Saved entries:
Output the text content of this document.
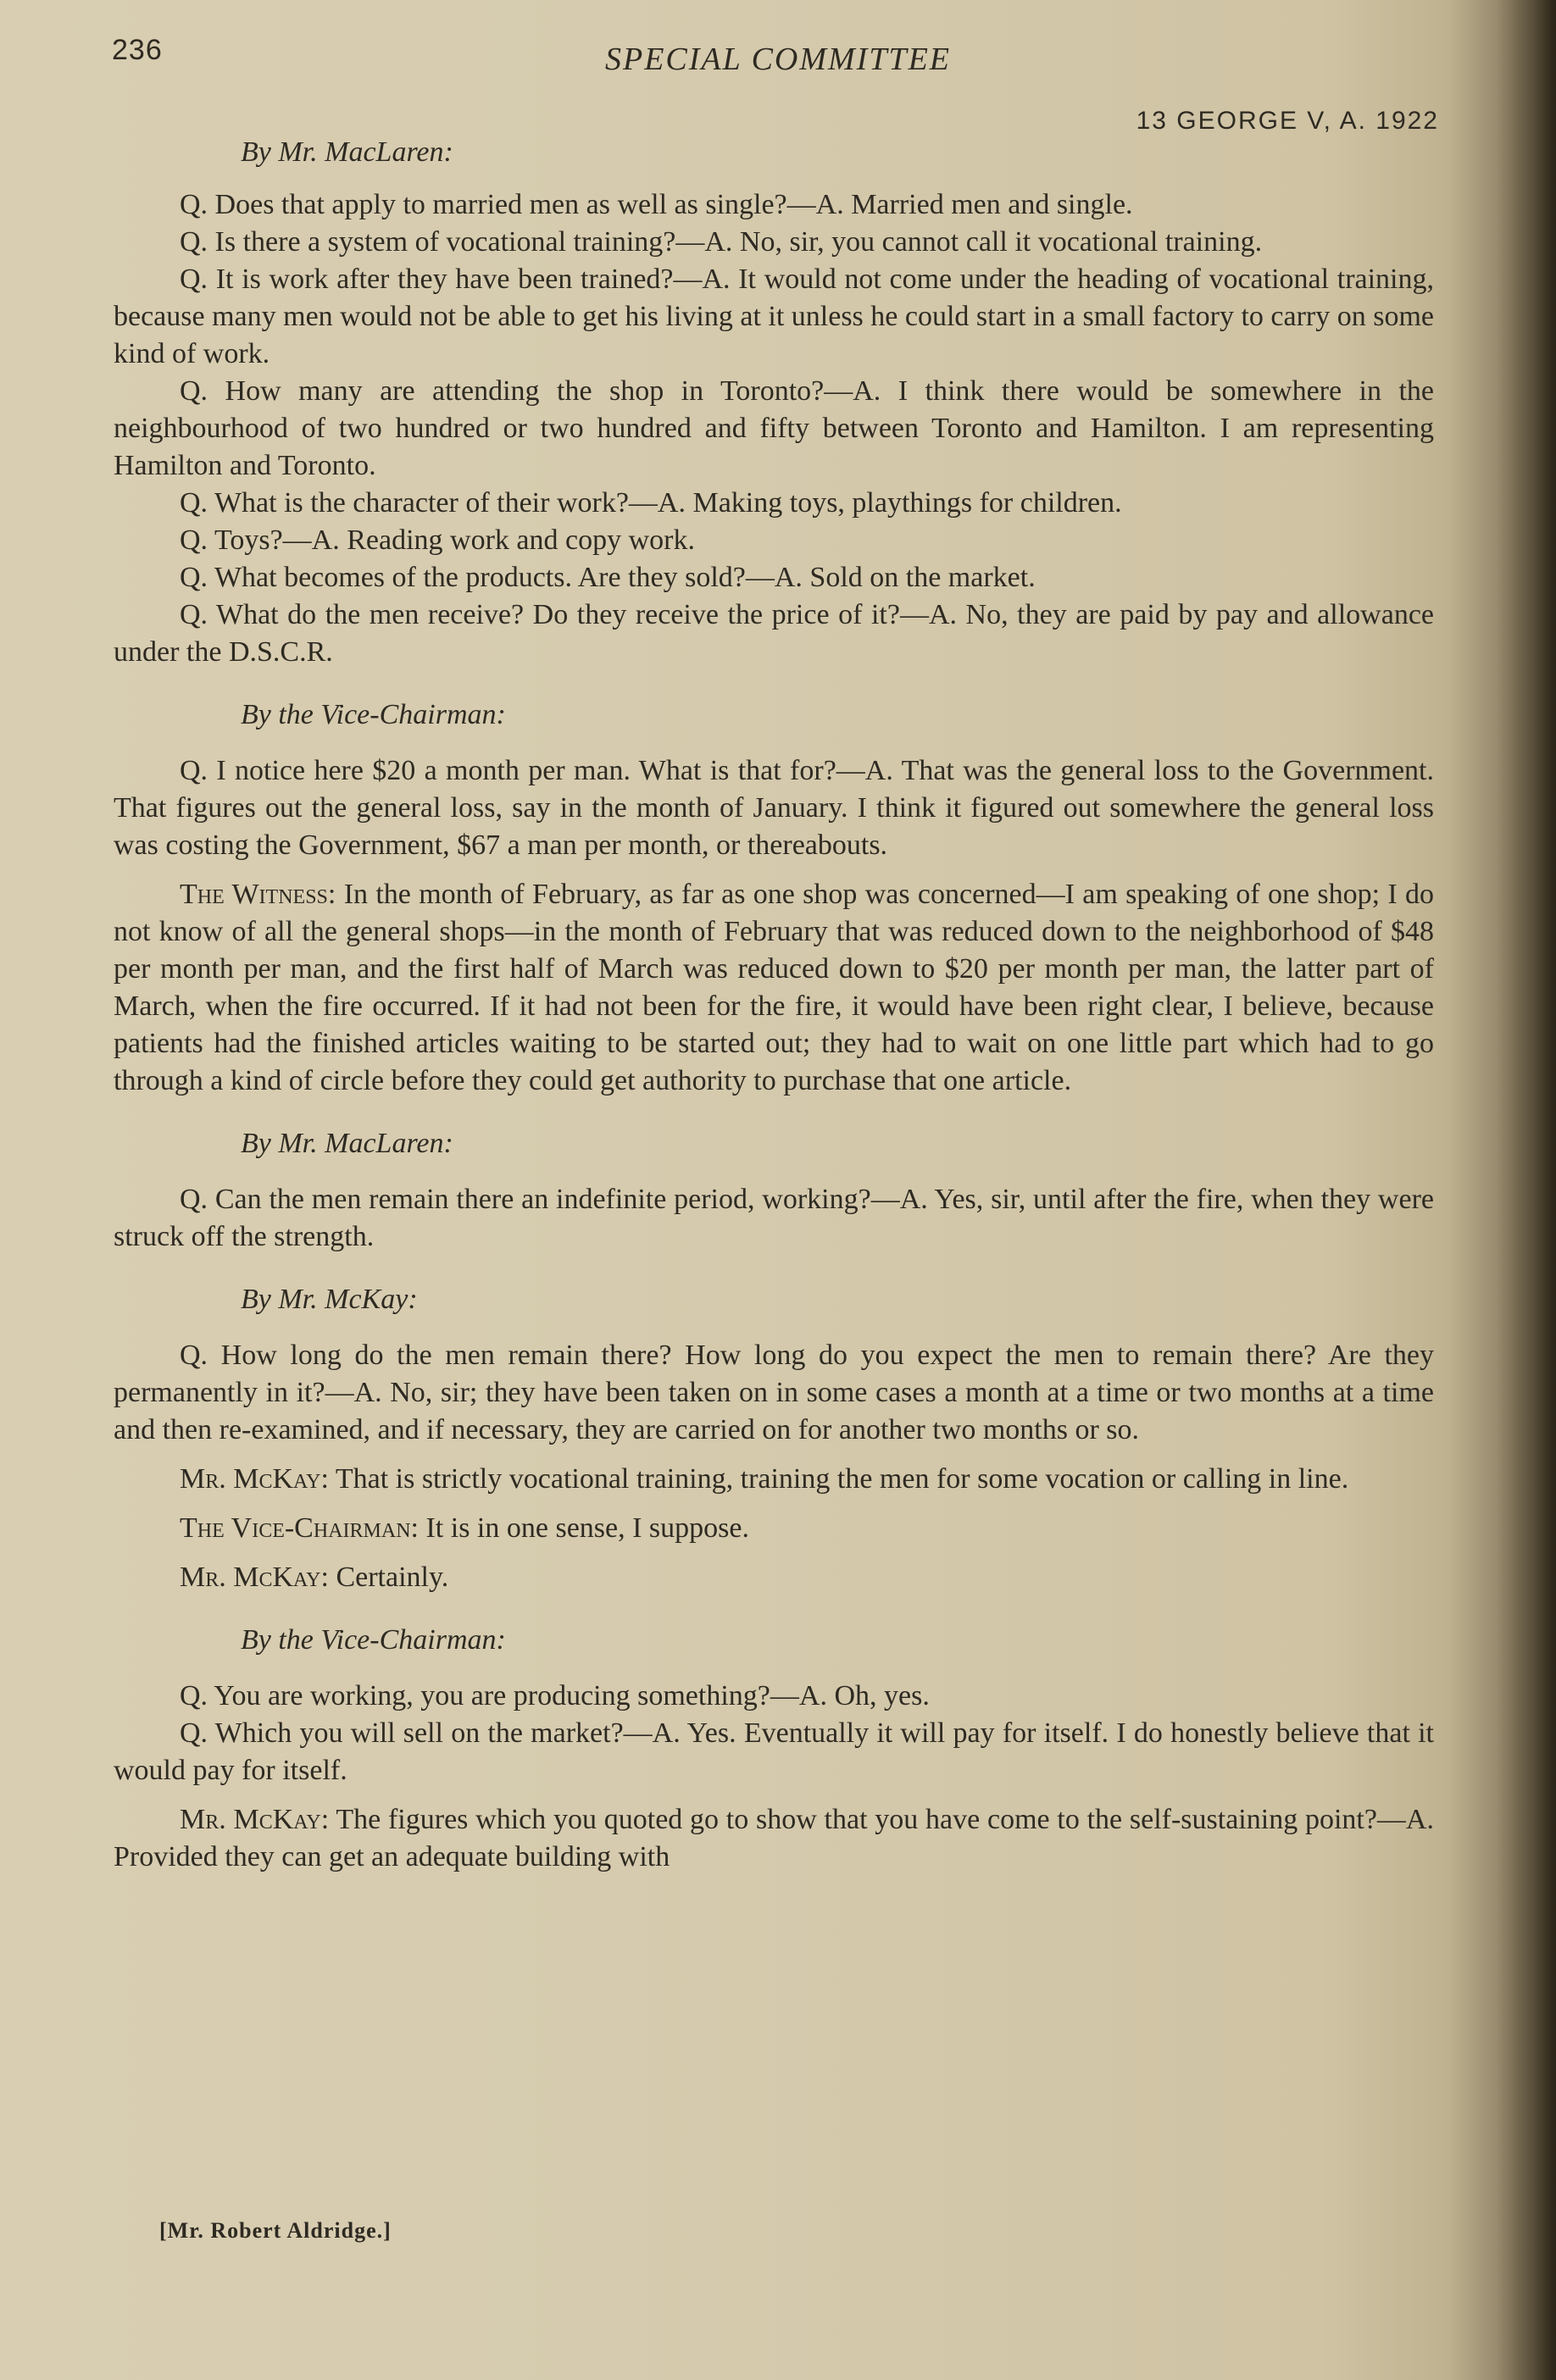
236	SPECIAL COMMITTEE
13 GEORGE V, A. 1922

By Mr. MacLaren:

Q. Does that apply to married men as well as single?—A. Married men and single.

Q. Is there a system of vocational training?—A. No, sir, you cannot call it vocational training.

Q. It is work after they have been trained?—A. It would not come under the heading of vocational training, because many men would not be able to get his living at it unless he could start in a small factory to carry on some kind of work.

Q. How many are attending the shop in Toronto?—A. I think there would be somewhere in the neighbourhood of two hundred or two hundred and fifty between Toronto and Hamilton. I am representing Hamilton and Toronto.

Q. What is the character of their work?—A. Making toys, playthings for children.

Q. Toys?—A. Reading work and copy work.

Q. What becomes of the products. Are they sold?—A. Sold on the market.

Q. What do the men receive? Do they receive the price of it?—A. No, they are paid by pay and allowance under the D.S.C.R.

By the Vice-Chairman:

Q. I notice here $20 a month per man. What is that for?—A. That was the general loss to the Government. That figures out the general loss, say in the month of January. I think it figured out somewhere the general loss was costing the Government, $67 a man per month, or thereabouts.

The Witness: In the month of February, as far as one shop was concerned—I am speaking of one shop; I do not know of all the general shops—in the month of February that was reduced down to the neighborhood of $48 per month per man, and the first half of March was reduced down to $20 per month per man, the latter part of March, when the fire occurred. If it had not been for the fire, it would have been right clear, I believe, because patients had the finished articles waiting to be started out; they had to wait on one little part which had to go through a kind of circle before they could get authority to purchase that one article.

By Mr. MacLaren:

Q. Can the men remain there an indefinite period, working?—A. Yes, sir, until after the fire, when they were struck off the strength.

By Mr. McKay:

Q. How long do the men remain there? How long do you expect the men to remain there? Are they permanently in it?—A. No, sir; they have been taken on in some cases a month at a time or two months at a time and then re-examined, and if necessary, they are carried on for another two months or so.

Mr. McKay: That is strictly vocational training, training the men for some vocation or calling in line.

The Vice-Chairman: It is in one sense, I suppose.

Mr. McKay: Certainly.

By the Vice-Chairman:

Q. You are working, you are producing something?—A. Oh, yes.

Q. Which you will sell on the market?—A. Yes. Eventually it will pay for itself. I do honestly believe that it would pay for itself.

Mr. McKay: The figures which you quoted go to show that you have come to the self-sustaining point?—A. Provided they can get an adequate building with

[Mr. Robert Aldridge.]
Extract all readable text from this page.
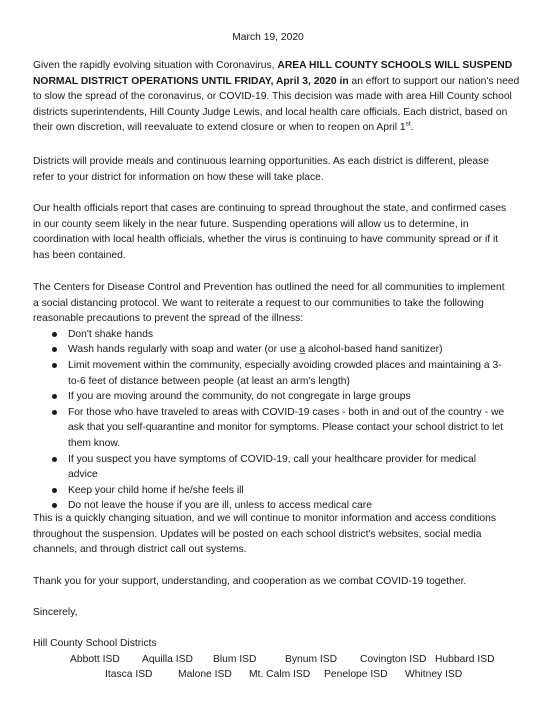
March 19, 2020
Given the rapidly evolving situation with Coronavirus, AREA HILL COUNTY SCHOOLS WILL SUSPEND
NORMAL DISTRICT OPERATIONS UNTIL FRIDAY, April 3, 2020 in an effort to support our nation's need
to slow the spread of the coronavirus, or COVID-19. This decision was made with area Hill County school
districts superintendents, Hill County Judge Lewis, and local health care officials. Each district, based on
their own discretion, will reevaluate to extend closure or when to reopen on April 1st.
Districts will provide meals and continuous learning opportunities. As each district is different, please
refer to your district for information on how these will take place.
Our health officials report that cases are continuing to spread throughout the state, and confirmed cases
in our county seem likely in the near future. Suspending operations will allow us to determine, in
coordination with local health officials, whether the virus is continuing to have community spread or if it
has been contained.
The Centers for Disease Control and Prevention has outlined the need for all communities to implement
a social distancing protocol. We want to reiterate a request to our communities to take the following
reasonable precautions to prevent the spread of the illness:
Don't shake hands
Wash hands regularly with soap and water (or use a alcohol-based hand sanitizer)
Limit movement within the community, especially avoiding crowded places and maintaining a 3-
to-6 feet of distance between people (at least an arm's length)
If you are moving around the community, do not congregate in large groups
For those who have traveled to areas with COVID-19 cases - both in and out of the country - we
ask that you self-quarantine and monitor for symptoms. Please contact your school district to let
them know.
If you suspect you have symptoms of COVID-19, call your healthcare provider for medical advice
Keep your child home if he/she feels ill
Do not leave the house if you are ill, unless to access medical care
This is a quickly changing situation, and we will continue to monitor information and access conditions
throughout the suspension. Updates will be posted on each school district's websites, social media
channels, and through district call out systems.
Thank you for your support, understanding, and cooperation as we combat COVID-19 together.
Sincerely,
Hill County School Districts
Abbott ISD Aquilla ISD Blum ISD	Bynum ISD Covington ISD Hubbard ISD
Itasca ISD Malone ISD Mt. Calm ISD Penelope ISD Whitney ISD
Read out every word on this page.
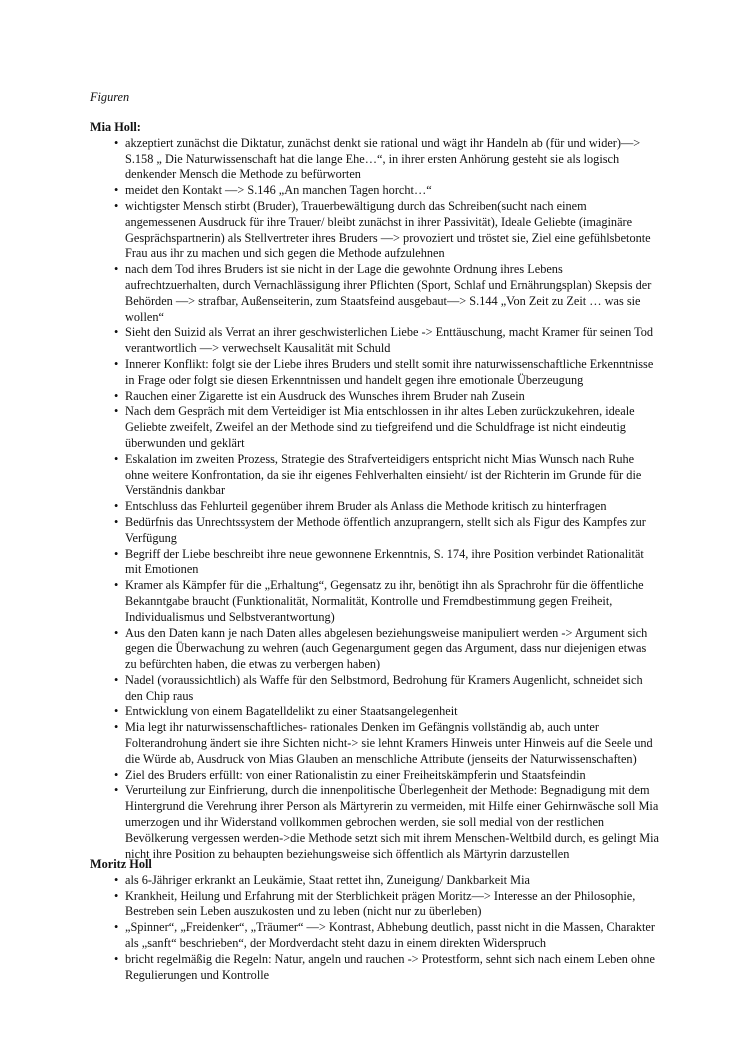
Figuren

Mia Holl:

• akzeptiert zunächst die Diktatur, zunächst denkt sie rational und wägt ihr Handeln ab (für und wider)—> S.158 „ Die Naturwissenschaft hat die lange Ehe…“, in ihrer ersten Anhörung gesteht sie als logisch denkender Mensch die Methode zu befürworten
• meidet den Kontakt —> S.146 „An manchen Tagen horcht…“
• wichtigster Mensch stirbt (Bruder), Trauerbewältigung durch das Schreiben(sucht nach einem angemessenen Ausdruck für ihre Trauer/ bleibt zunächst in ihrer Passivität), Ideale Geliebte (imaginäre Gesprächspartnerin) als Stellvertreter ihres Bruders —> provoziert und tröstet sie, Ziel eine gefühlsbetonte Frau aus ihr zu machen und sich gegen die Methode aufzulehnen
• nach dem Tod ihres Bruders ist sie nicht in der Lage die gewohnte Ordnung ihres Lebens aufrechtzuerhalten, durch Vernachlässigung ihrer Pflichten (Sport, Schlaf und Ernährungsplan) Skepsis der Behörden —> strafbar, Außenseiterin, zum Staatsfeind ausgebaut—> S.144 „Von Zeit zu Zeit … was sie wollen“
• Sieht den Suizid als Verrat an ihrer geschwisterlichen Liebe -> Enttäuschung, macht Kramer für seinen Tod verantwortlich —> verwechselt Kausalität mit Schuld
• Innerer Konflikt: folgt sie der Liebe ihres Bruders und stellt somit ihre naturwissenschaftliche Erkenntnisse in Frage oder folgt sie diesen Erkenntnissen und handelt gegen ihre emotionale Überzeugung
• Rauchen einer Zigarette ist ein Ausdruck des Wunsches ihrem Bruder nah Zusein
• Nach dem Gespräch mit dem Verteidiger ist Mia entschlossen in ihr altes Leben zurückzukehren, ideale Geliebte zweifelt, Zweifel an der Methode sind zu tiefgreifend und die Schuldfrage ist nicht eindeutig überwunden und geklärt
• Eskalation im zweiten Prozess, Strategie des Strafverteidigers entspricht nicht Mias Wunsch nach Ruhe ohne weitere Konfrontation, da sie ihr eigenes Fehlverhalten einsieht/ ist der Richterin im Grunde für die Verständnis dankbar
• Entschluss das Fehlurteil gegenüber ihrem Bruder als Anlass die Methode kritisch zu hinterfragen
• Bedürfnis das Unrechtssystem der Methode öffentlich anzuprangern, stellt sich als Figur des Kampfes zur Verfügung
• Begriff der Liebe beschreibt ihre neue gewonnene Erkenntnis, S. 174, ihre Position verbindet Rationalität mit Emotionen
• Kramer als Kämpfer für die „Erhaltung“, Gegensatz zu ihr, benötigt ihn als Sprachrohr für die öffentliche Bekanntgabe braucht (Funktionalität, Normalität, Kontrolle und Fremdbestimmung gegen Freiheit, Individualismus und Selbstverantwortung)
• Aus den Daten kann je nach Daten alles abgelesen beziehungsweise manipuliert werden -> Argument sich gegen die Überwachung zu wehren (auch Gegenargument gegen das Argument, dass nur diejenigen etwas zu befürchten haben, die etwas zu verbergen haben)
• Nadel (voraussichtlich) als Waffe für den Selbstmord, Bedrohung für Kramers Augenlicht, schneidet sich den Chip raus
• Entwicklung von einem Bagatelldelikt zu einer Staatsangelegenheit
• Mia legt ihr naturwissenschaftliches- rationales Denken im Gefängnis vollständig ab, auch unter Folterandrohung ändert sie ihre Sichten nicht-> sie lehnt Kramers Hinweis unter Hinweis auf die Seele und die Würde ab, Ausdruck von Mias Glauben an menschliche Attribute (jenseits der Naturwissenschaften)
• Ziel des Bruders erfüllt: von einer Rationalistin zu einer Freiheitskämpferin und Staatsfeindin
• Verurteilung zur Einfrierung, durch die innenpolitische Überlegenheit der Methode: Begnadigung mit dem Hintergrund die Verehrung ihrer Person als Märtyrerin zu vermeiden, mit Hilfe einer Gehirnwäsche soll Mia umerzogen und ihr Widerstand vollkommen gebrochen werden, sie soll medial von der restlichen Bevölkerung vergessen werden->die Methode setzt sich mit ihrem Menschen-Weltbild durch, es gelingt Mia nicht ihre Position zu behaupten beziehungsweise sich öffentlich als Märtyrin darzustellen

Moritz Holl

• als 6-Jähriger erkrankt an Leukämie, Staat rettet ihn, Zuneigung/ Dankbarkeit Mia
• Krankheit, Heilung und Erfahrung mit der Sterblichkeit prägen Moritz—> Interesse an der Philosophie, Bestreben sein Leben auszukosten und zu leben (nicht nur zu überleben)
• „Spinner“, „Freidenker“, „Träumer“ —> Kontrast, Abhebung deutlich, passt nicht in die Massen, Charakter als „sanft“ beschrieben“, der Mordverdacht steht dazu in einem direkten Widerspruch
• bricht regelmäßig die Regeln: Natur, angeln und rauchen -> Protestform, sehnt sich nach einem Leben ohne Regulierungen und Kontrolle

> REQUIREMENT: Lines with "fire": return each one from the data above.

> TASK ANSWER:
The Witness: In the month of February, as far as one shop was concerned—I am speaking of one shop; I do not know of all the general shops—in the month of February that was reduced down to the neighborhood of $48 per month per man, and the first half of March was reduced down to $20 per month per man, the latter part of March, when the fire occurred. If it had not been for the fire, it would have been right clear, I believe, because patients had the finished articles waiting to be started out; they had to wait on one little part which had to go through a kind of circle before they could get authority to purchase that one article.
Q. Can the men remain there an indefinite period, working?—A. Yes, sir, until after the fire, when they were struck off the strength.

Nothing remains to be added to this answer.